-------- Exercise materials
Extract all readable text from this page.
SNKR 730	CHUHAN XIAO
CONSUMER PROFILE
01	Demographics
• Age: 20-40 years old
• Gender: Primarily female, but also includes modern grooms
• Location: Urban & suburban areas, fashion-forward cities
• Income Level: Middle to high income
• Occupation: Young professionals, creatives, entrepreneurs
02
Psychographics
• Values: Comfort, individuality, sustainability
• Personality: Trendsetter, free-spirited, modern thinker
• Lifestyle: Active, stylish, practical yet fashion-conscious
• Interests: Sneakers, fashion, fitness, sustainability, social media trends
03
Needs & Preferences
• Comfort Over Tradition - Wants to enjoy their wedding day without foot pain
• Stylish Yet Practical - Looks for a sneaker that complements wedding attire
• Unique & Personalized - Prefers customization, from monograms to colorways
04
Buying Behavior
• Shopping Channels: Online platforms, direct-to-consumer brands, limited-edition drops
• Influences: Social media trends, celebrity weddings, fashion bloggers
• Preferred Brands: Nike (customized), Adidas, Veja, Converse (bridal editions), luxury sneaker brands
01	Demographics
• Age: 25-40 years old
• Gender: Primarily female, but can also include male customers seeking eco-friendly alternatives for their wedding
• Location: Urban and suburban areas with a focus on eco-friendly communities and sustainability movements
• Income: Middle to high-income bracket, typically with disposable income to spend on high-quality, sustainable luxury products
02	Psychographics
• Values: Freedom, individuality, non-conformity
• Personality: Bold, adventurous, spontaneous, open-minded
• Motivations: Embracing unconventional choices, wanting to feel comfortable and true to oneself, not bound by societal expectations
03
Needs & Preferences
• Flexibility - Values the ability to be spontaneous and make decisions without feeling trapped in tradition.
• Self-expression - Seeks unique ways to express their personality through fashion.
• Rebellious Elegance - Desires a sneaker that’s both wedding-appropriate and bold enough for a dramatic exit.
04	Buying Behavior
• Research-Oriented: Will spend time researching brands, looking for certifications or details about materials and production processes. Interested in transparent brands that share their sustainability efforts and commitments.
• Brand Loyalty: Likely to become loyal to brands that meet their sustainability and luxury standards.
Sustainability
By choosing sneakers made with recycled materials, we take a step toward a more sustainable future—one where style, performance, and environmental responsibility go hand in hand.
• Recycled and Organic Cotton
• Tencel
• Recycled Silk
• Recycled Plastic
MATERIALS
----------------
What is required -> Go through the material and select each line with the string "individuality" in it.

Task output ->
• Values: Comfort, individuality, sustainability
• Values: Freedom, individuality, non-conformity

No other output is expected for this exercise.